┌────────
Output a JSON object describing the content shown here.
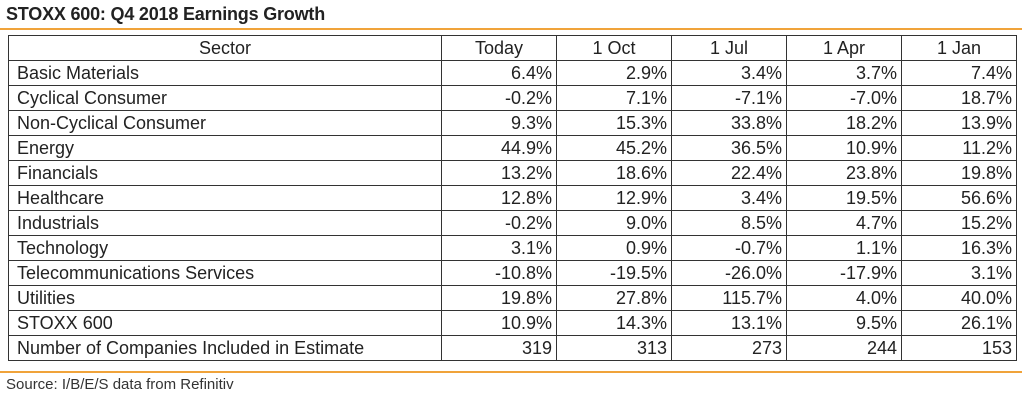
{
  "title": "STOXX 600: Q4 2018 Earnings Growth",
  "table": {
    "headers": [
      "Sector",
      "Today",
      "1 Oct",
      "1 Jul",
      "1 Apr",
      "1 Jan"
    ],
    "rows": [
      [
        "Basic Materials",
        "6.4%",
        "2.9%",
        "3.4%",
        "3.7%",
        "7.4%"
      ],
      [
        "Cyclical Consumer",
        "-0.2%",
        "7.1%",
        "-7.1%",
        "-7.0%",
        "18.7%"
      ],
      [
        "Non-Cyclical Consumer",
        "9.3%",
        "15.3%",
        "33.8%",
        "18.2%",
        "13.9%"
      ],
      [
        "Energy",
        "44.9%",
        "45.2%",
        "36.5%",
        "10.9%",
        "11.2%"
      ],
      [
        "Financials",
        "13.2%",
        "18.6%",
        "22.4%",
        "23.8%",
        "19.8%"
      ],
      [
        "Healthcare",
        "12.8%",
        "12.9%",
        "3.4%",
        "19.5%",
        "56.6%"
      ],
      [
        "Industrials",
        "-0.2%",
        "9.0%",
        "8.5%",
        "4.7%",
        "15.2%"
      ],
      [
        "Technology",
        "3.1%",
        "0.9%",
        "-0.7%",
        "1.1%",
        "16.3%"
      ],
      [
        "Telecommunications Services",
        "-10.8%",
        "-19.5%",
        "-26.0%",
        "-17.9%",
        "3.1%"
      ],
      [
        "Utilities",
        "19.8%",
        "27.8%",
        "115.7%",
        "4.0%",
        "40.0%"
      ],
      [
        "STOXX 600",
        "10.9%",
        "14.3%",
        "13.1%",
        "9.5%",
        "26.1%"
      ],
      [
        "Number of Companies Included in Estimate",
        "319",
        "313",
        "273",
        "244",
        "153"
      ]
    ]
  },
  "source": "Source: I/B/E/S data from Refinitiv",
  "colors": {
    "accent_rule": "#f0a33a",
    "text": "#222222",
    "border": "#333333"
  }
}
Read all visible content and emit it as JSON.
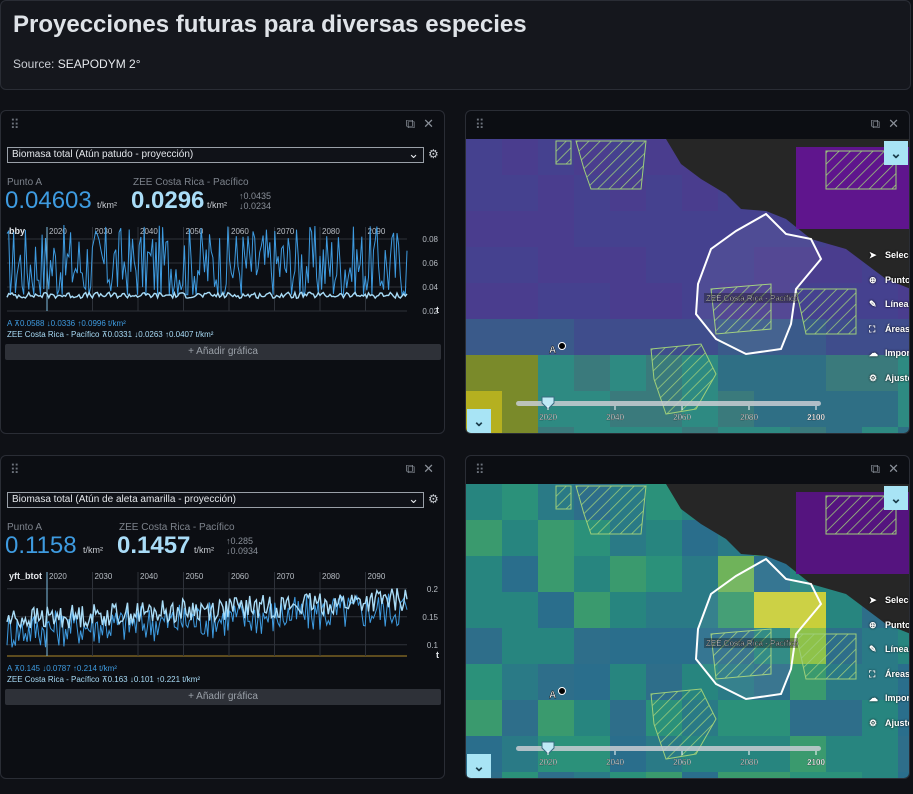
{
  "header": {
    "title": "Proyecciones futuras para diversas especies",
    "source_label": "Source:",
    "source_value": "SEAPODYM 2°"
  },
  "panels": [
    {
      "select": "Biomasa total (Atún patudo - proyección)",
      "point_label": "Punto A",
      "point_value": "0.04603",
      "unit": "t/km²",
      "zone_label": "ZEE Costa Rica - Pacífico",
      "zone_value": "0.0296",
      "zone_max": "↑0.0435",
      "zone_min": "↓0.0234",
      "chart_var": "bby",
      "legend_a": "A ⊼0.0588 ↓0.0336 ↑0.0996 t/km²",
      "legend_z_name": "ZEE Costa Rica - Pacífico",
      "legend_z_vals": "⊼0.0331 ↓0.0263 ↑0.0407 t/km²",
      "add": "+ Añadir gráfica"
    },
    {
      "select": "Biomasa total (Atún de aleta amarilla - proyección)",
      "point_label": "Punto A",
      "point_value": "0.1158",
      "unit": "t/km²",
      "zone_label": "ZEE Costa Rica - Pacífico",
      "zone_value": "0.1457",
      "zone_max": "↑0.285",
      "zone_min": "↓0.0934",
      "chart_var": "yft_btot",
      "legend_a": "A ⊼0.145 ↓0.0787 ↑0.214 t/km²",
      "legend_z_name": "ZEE Costa Rica - Pacífico",
      "legend_z_vals": "⊼0.163 ↓0.101 ↑0.221 t/km²",
      "add": "+ Añadir gráfica"
    }
  ],
  "chart_data": [
    {
      "type": "line",
      "x_ticks": [
        "2020",
        "2030",
        "2040",
        "2050",
        "2060",
        "2070",
        "2080",
        "2090"
      ],
      "y_ticks": [
        "0.08",
        "0.06",
        "0.04",
        "0.02"
      ],
      "x_axis_label": "t",
      "ylim": [
        0.02,
        0.09
      ],
      "series": [
        {
          "name": "A",
          "mean": 0.0588,
          "min": 0.0336,
          "max": 0.0996,
          "color": "#3e9be0"
        },
        {
          "name": "ZEE Costa Rica - Pacífico",
          "mean": 0.0331,
          "min": 0.0263,
          "max": 0.0407,
          "color": "#a9dcf7"
        }
      ]
    },
    {
      "type": "line",
      "x_ticks": [
        "2020",
        "2030",
        "2040",
        "2050",
        "2060",
        "2070",
        "2080",
        "2090"
      ],
      "y_ticks": [
        "0.2",
        "0.15",
        "0.1"
      ],
      "x_axis_label": "t",
      "ylim": [
        0.08,
        0.23
      ],
      "series": [
        {
          "name": "A",
          "mean": 0.145,
          "min": 0.0787,
          "max": 0.214,
          "color": "#3e9be0"
        },
        {
          "name": "ZEE Costa Rica - Pacífico",
          "mean": 0.163,
          "min": 0.101,
          "max": 0.221,
          "color": "#a9dcf7"
        }
      ]
    }
  ],
  "maps": [
    {
      "zone_label": "ZEE Costa Rica - Pacífico",
      "point": "A",
      "timeline": [
        "2020",
        "2040",
        "2060",
        "2080",
        "2100"
      ],
      "palette": "purple"
    },
    {
      "zone_label": "ZEE Costa Rica - Pacífico",
      "point": "A",
      "timeline": [
        "2020",
        "2040",
        "2060",
        "2080",
        "2100"
      ],
      "palette": "green"
    }
  ],
  "map_tools": [
    "Selecc.",
    "Puntos",
    "Líneas",
    "Áreas",
    "Importar",
    "Ajustes"
  ],
  "icons": {
    "drag": "drag-handle-icon",
    "copy": "copy-icon",
    "close": "close-icon",
    "gear": "gear-icon",
    "chevron": "chevron-down-icon"
  }
}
└────────
*WORK TO BE COMPLETED*
In the entries above, find lines with "Cyclical" and copy each.

*EXPECTED ANSWER*
        "Cyclical Consumer",
        "Non-Cyclical Consumer",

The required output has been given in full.